Stored records:
━━━━━━━━━━━━━━━━

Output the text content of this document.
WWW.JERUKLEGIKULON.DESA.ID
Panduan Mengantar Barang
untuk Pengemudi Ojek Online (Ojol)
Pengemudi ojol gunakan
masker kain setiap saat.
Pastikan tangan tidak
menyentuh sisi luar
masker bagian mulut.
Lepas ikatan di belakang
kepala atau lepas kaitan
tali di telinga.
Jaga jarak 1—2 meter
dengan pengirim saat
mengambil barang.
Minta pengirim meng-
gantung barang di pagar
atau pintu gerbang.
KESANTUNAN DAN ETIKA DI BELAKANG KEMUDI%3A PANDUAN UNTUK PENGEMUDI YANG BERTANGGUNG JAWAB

━━━━━━━━━━━━━━━━

■ **Your goal**
Every entry above should be retyped exactly as shown.

■ **Solved problem**
Output the text content of this document.
WWW.JERUKLEGIKULON.DESA.ID
Panduan Mengantar Barang
untuk Pengemudi Ojek Online (Ojol)
Pengemudi ojol gunakan
masker kain setiap saat.
Pastikan tangan tidak
menyentuh sisi luar
masker bagian mulut.
Lepas ikatan di belakang
kepala atau lepas kaitan
tali di telinga.
Jaga jarak 1—2 meter
dengan pengirim saat
mengambil barang.
Minta pengirim meng-
gantung barang di pagar
atau pintu gerbang.
KESANTUNAN DAN ETIKA DI BELAKANG KEMUDI%3A PANDUAN UNTUK PENGEMUDI YANG BERTANGGUNG JAWAB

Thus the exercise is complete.